[Excerpts from a figure dataset]
..............................

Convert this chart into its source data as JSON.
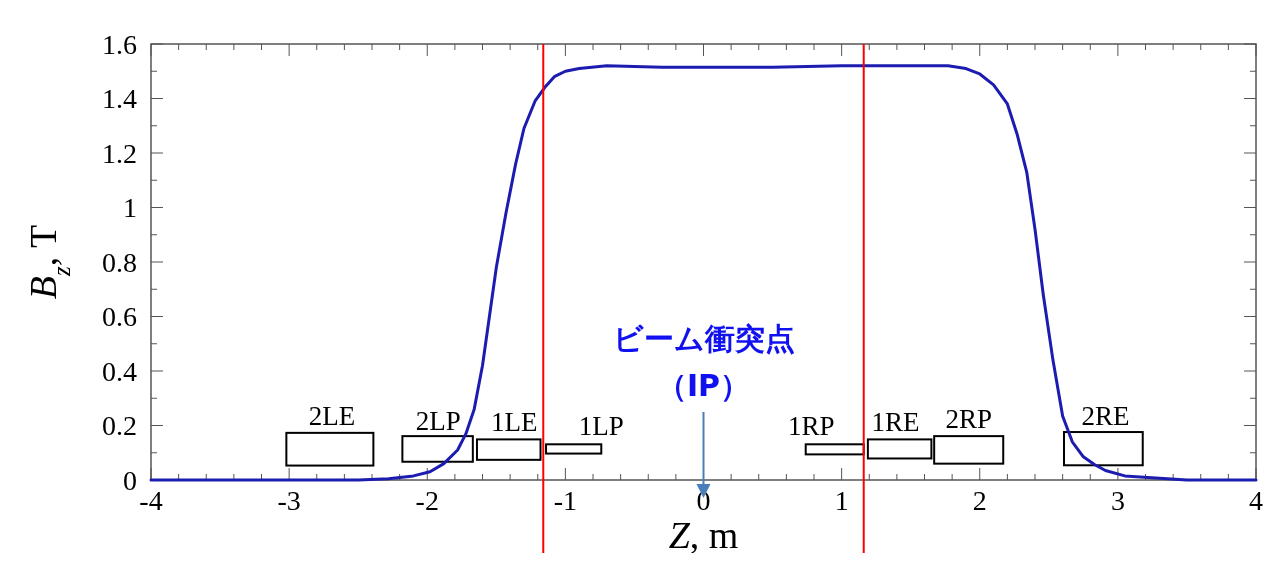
{
  "chart_data": {
    "type": "line",
    "xlabel": "Z, m",
    "ylabel": "B$_{z}$, T",
    "xlim": [
      -4,
      4
    ],
    "xticks": [
      -4,
      -3,
      -2,
      -1,
      0,
      1,
      2,
      3,
      4
    ],
    "ylim": [
      0,
      1.6
    ],
    "yticks": [
      0,
      0.2,
      0.4,
      0.6,
      0.8,
      1,
      1.2,
      1.4,
      1.6
    ],
    "grid": false,
    "marker": "none",
    "line_style": "solid",
    "series": [
      {
        "color": "#1c1cb0",
        "x": [
          -4,
          -3,
          -2.5,
          -2.28,
          -2.1,
          -1.98,
          -1.88,
          -1.78,
          -1.72,
          -1.66,
          -1.6,
          -1.55,
          -1.5,
          -1.43,
          -1.36,
          -1.3,
          -1.22,
          -1.15,
          -1.08,
          -1,
          -0.9,
          -0.7,
          -0.3,
          0,
          0.5,
          1,
          1.5,
          1.77,
          1.9,
          2,
          2.1,
          2.2,
          2.27,
          2.34,
          2.4,
          2.46,
          2.53,
          2.6,
          2.67,
          2.75,
          2.83,
          2.91,
          3.05,
          3.19,
          3.5,
          4
        ],
        "values": [
          0,
          0,
          0,
          0.005,
          0.015,
          0.03,
          0.06,
          0.11,
          0.17,
          0.26,
          0.42,
          0.6,
          0.78,
          0.98,
          1.16,
          1.29,
          1.39,
          1.44,
          1.48,
          1.5,
          1.51,
          1.52,
          1.515,
          1.515,
          1.515,
          1.52,
          1.52,
          1.52,
          1.51,
          1.49,
          1.45,
          1.38,
          1.27,
          1.13,
          0.92,
          0.68,
          0.44,
          0.235,
          0.14,
          0.085,
          0.057,
          0.035,
          0.015,
          0.01,
          0,
          0
        ]
      }
    ],
    "ref_lines": [
      {
        "axis": "x",
        "value": -1.16,
        "color": "#ff0000"
      },
      {
        "axis": "x",
        "value": 1.16,
        "color": "#ff0000"
      }
    ],
    "annotations": [
      "2LE",
      "2LP",
      "1LE",
      "1LP",
      "1RP",
      "1RE",
      "2RP",
      "2RE",
      "ビーム衝突点",
      "（IP）"
    ]
  }
}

..............................

:: Task description ::
Write out the whole listing exactly, and drop the pictures.

:: Final result ::
Convert this chart into its source data as JSON.
{
  "chart_data": {
    "type": "line",
    "xlabel": "Z, m",
    "ylabel": "B$_{z}$, T",
    "xlim": [
      -4,
      4
    ],
    "xticks": [
      -4,
      -3,
      -2,
      -1,
      0,
      1,
      2,
      3,
      4
    ],
    "ylim": [
      0,
      1.6
    ],
    "yticks": [
      0,
      0.2,
      0.4,
      0.6,
      0.8,
      1,
      1.2,
      1.4,
      1.6
    ],
    "grid": false,
    "marker": "none",
    "line_style": "solid",
    "series": [
      {
        "color": "#1c1cb0",
        "x": [
          -4,
          -3,
          -2.5,
          -2.28,
          -2.1,
          -1.98,
          -1.88,
          -1.78,
          -1.72,
          -1.66,
          -1.6,
          -1.55,
          -1.5,
          -1.43,
          -1.36,
          -1.3,
          -1.22,
          -1.15,
          -1.08,
          -1,
          -0.9,
          -0.7,
          -0.3,
          0,
          0.5,
          1,
          1.5,
          1.77,
          1.9,
          2,
          2.1,
          2.2,
          2.27,
          2.34,
          2.4,
          2.46,
          2.53,
          2.6,
          2.67,
          2.75,
          2.83,
          2.91,
          3.05,
          3.19,
          3.5,
          4
        ],
        "values": [
          0,
          0,
          0,
          0.005,
          0.015,
          0.03,
          0.06,
          0.11,
          0.17,
          0.26,
          0.42,
          0.6,
          0.78,
          0.98,
          1.16,
          1.29,
          1.39,
          1.44,
          1.48,
          1.5,
          1.51,
          1.52,
          1.515,
          1.515,
          1.515,
          1.52,
          1.52,
          1.52,
          1.51,
          1.49,
          1.45,
          1.38,
          1.27,
          1.13,
          0.92,
          0.68,
          0.44,
          0.235,
          0.14,
          0.085,
          0.057,
          0.035,
          0.015,
          0.01,
          0,
          0
        ]
      }
    ],
    "ref_lines": [
      {
        "axis": "x",
        "value": -1.16,
        "color": "#ff0000"
      },
      {
        "axis": "x",
        "value": 1.16,
        "color": "#ff0000"
      }
    ],
    "annotations": [
      "2LE",
      "2LP",
      "1LE",
      "1LP",
      "1RP",
      "1RE",
      "2RP",
      "2RE",
      "ビーム衝突点",
      "（IP）"
    ]
  }
}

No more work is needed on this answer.